> _Recorded data_

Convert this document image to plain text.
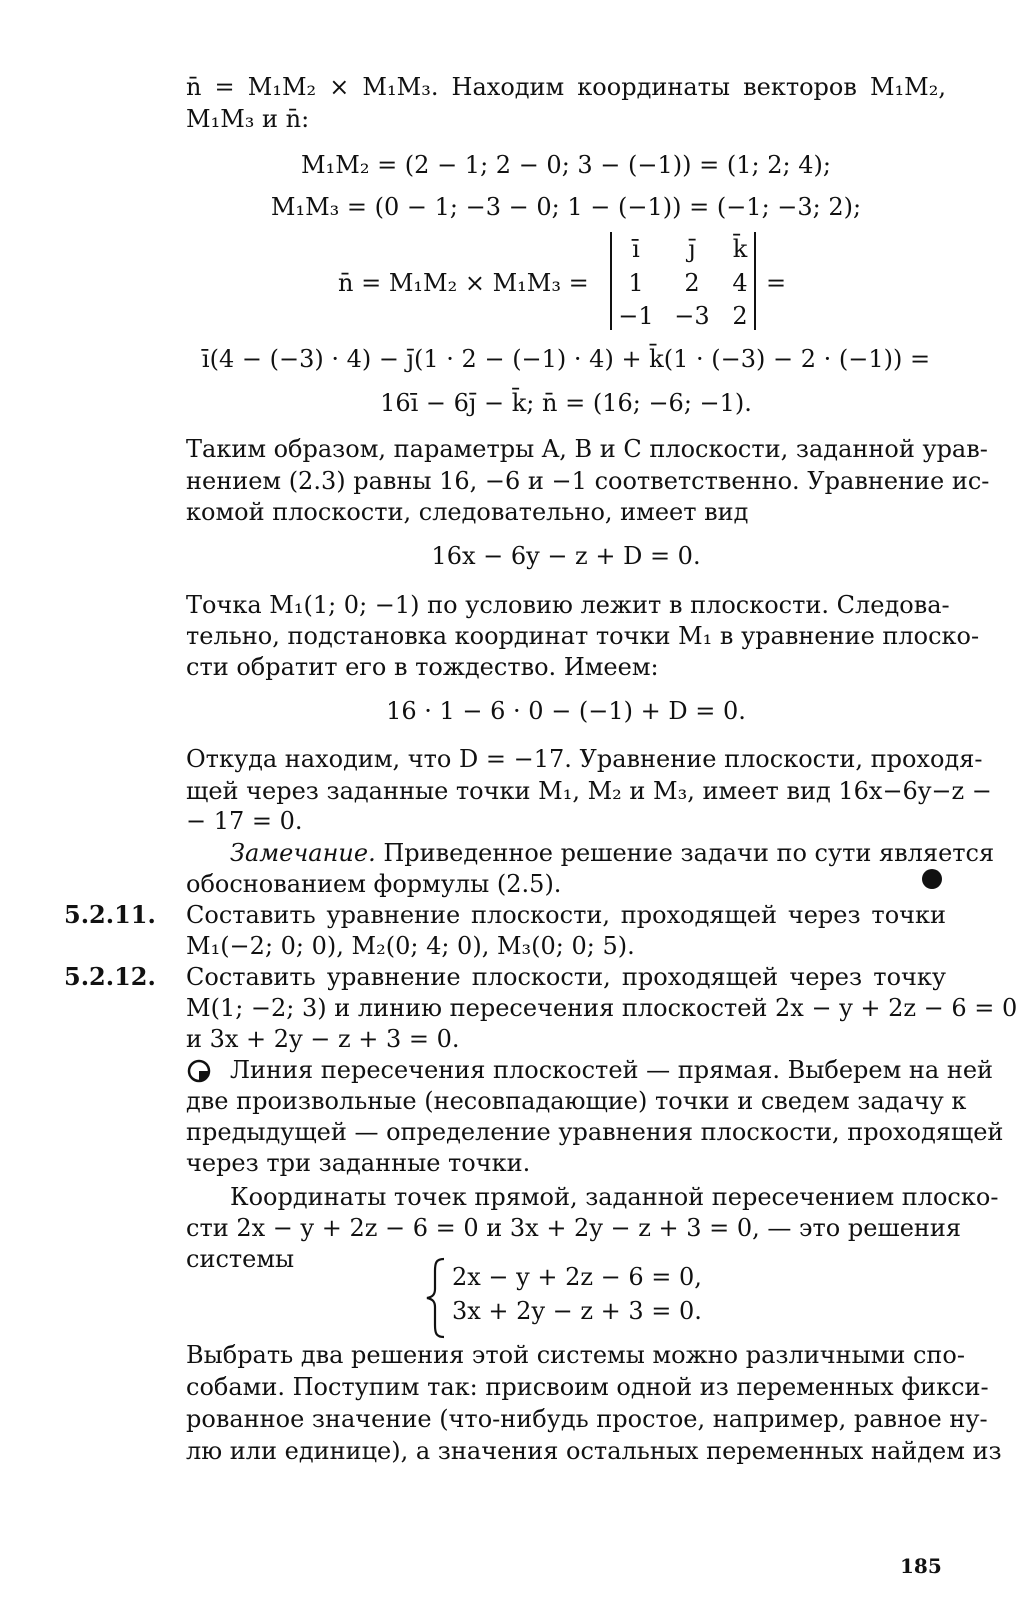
n̄ = M₁M₂ × M₁M₃. Находим координаты векторов M₁M₂,
M₁M₃ и n̄:
M₁M₂ = (2 − 1; 2 − 0; 3 − (−1)) = (1; 2; 4);
M₁M₃ = (0 − 1; −3 − 0; 1 − (−1)) = (−1; −3; 2);
n̄ = M₁M₂ × M₁M₃ =
ī	j̄	k̄
1	2	4
−1 −3 2
=
ī(4 − (−3) · 4) − j̄(1 · 2 − (−1) · 4) + k̄(1 · (−3) − 2 · (−1)) =
16ī − 6j̄ − k̄; n̄ = (16; −6; −1).
Таким образом, параметры A, B и C плоскости, заданной урав-
нением (2.3) равны 16, −6 и −1 соответственно. Уравнение ис-
комой плоскости, следовательно, имеет вид
16x − 6y − z + D = 0.
Точка M₁(1; 0; −1) по условию лежит в плоскости. Следова-
тельно, подстановка координат точки M₁ в уравнение плоско-
сти обратит его в тождество. Имеем:
16 · 1 − 6 · 0 − (−1) + D = 0.
Откуда находим, что D = −17. Уравнение плоскости, проходя-
щей через заданные точки M₁, M₂ и M₃, имеет вид 16x−6y−z −
− 17 = 0.
Замечание. Приведенное решение задачи по сути является
обоснованием формулы (2.5).
5.2.11. Составить уравнение плоскости, проходящей через точки
M₁(−2; 0; 0), M₂(0; 4; 0), M₃(0; 0; 5).
5.2.12. Составить уравнение плоскости, проходящей через точку
M(1; −2; 3) и линию пересечения плоскостей 2x − y + 2z − 6 = 0
и 3x + 2y − z + 3 = 0.
Линия пересечения плоскостей — прямая. Выберем на ней
две произвольные (несовпадающие) точки и сведем задачу к
предыдущей — определение уравнения плоскости, проходящей
через три заданные точки.
Координаты точек прямой, заданной пересечением плоско-
сти 2x − y + 2z − 6 = 0 и 3x + 2y − z + 3 = 0, — это решения
системы
2x − y + 2z − 6 = 0,
3x + 2y − z + 3 = 0.
Выбрать два решения этой системы можно различными спо-
собами. Поступим так: присвоим одной из переменных фикси-
рованное значение (что-нибудь простое, например, равное ну-
лю или единице), а значения остальных переменных найдем из
185
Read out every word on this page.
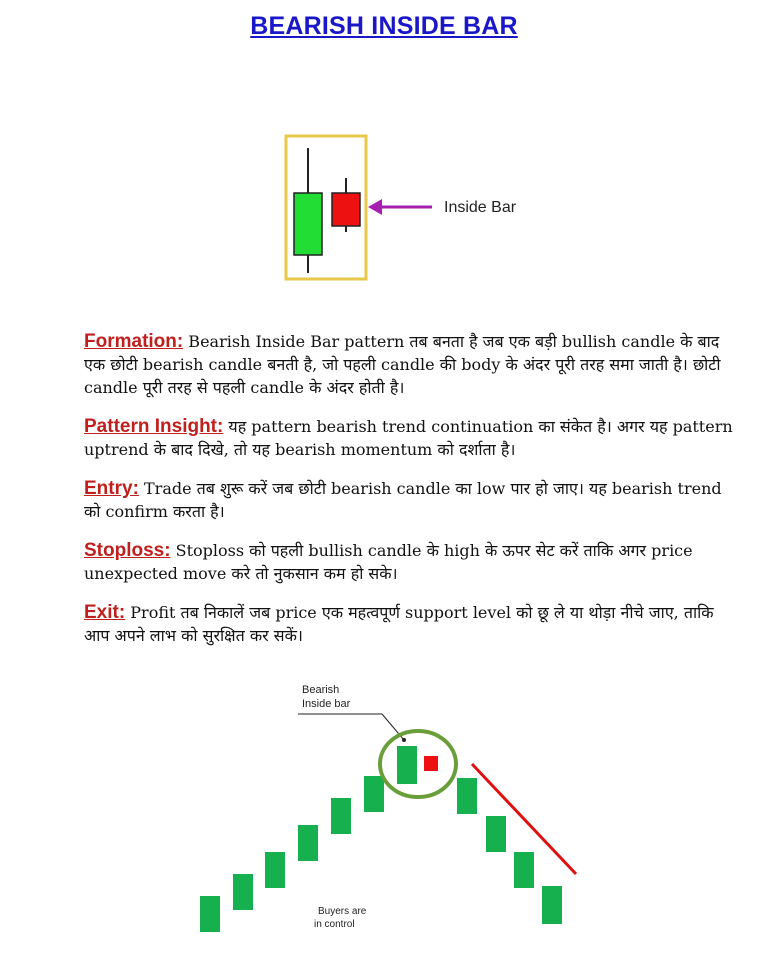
BEARISH INSIDE BAR
Inside Bar
Formation: Bearish Inside Bar pattern तब बनता है जब एक बड़ी bullish candle के बाद एक छोटी bearish candle बनती है, जो पहली candle की body के अंदर पूरी तरह समा जाती है। छोटी candle पूरी तरह से पहली candle के अंदर होती है।
Pattern Insight: यह pattern bearish trend continuation का संकेत है। अगर यह pattern uptrend के बाद दिखे, तो यह bearish momentum को दर्शाता है।
Entry: Trade तब शुरू करें जब छोटी bearish candle का low पार हो जाए। यह bearish trend को confirm करता है।
Stoploss: Stoploss को पहली bullish candle के high के ऊपर सेट करें ताकि अगर price unexpected move करे तो नुकसान कम हो सके।
Exit: Profit तब निकालें जब price एक महत्वपूर्ण support level को छू ले या थोड़ा नीचे जाए, ताकि आप अपने लाभ को सुरक्षित कर सकें।
Bearish
Inside bar
Buyers are
in control
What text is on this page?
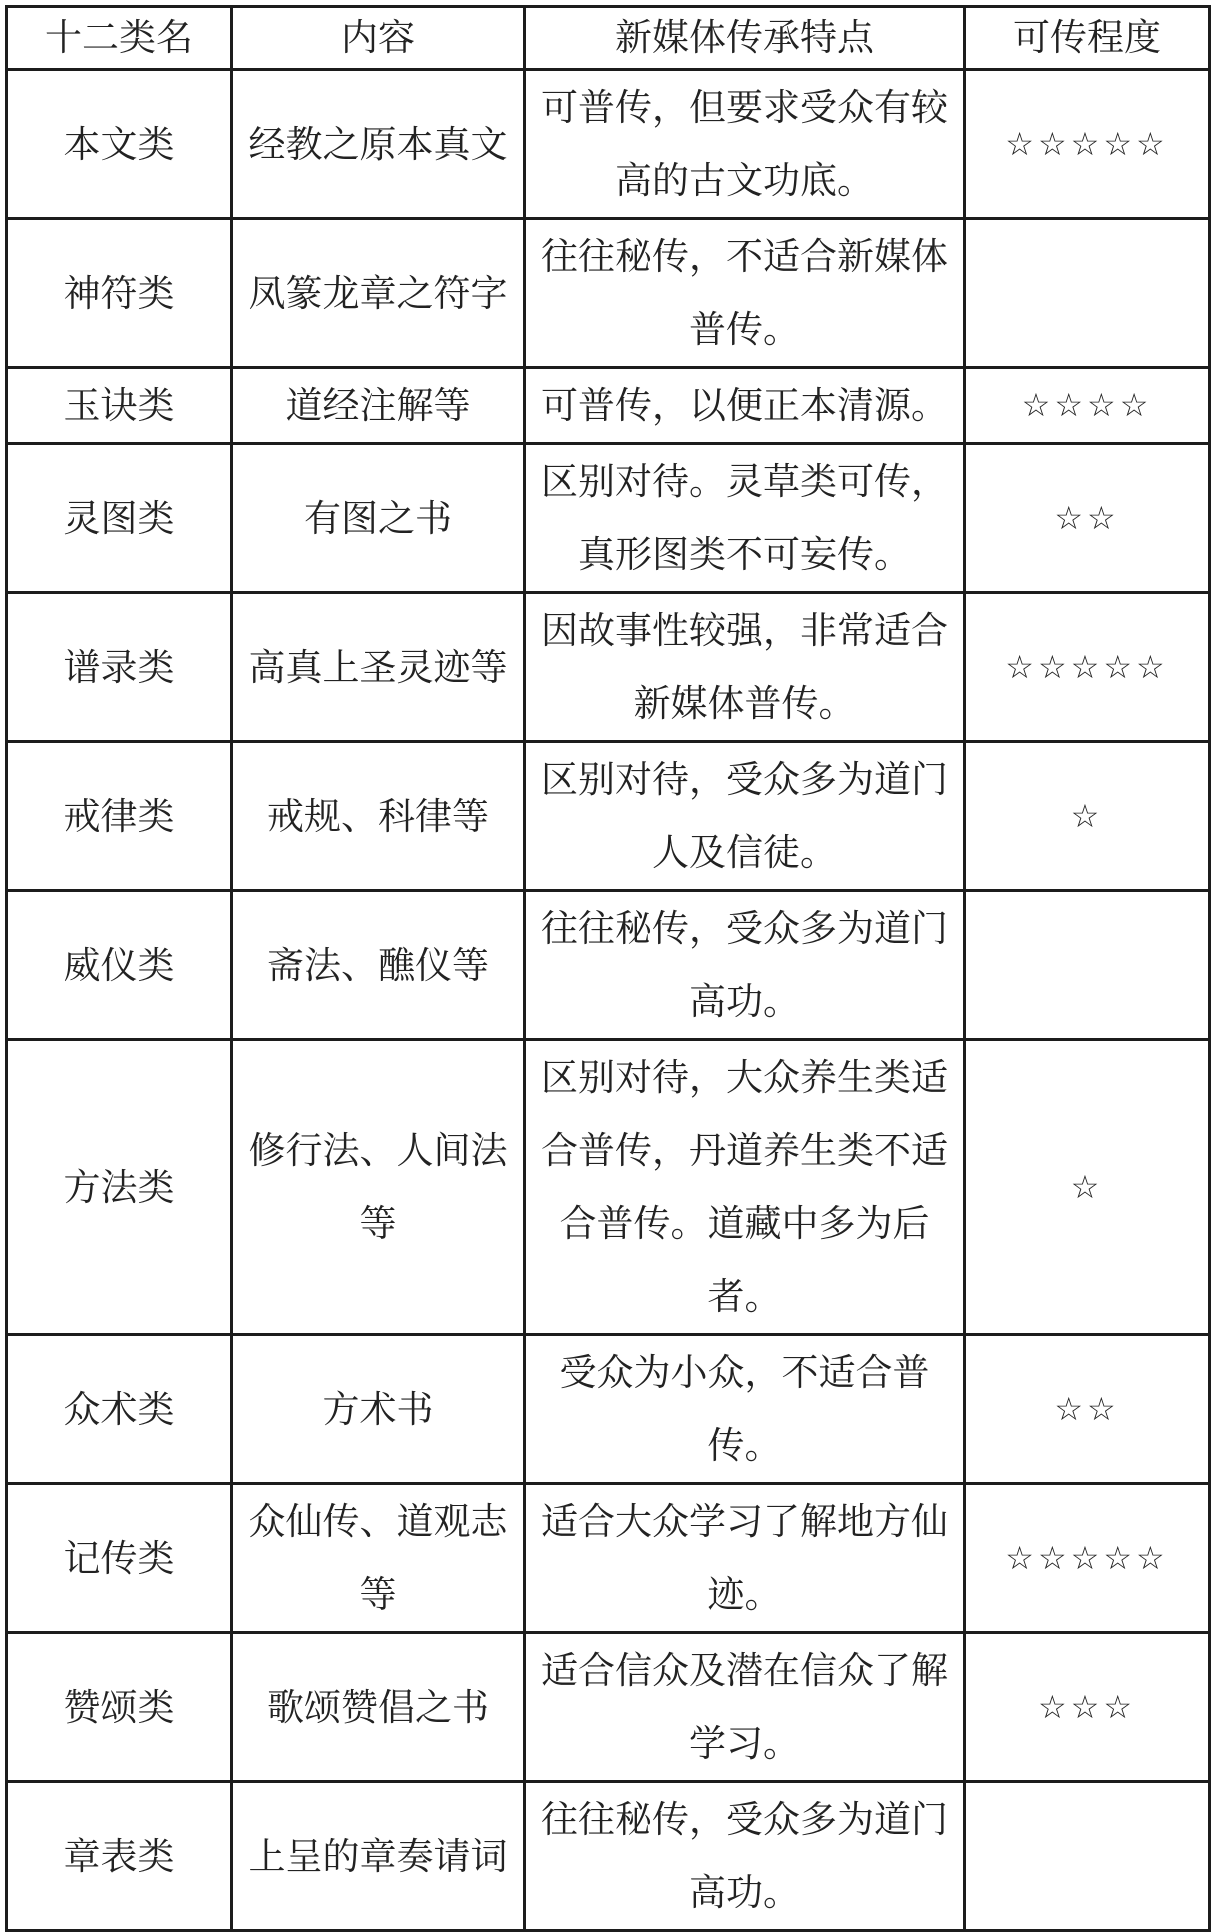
十二类名	内容	新媒体传承特点	可传程度
本文类	经教之原本真文	可普传，但要求受众有较高的古文功底。	☆☆☆☆☆
神符类	凤篆龙章之符字	往往秘传，不适合新媒体普传。	
玉诀类	道经注解等	可普传，以便正本清源。	☆☆☆☆
灵图类	有图之书	区别对待。灵草类可传，真形图类不可妄传。	☆☆
谱录类	高真上圣灵迹等	因故事性较强，非常适合新媒体普传。	☆☆☆☆☆
戒律类	戒规、科律等	区别对待，受众多为道门人及信徒。	☆
威仪类	斋法、醮仪等	往往秘传，受众多为道门高功。	
方法类	修行法、人间法等	区别对待，大众养生类适合普传，丹道养生类不适合普传。道藏中多为后者。	☆
众术类	方术书	受众为小众，不适合普传。	☆☆
记传类	众仙传、道观志等	适合大众学习了解地方仙迹。	☆☆☆☆☆
赞颂类	歌颂赞倡之书	适合信众及潜在信众了解学习。	☆☆☆
章表类	上呈的章奏请词	往往秘传，受众多为道门高功。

> _WHAT IS REQUIRED_
Every line of the records that includes the word "往往秘传" should be gathered.

> _FINISHED EXERCISE_
神符类	凤篆龙章之符字	往往秘传，不适合新媒体普传。	
威仪类	斋法、醮仪等	往往秘传，受众多为道门高功。	
章表类	上呈的章奏请词	往往秘传，受众多为道门高功。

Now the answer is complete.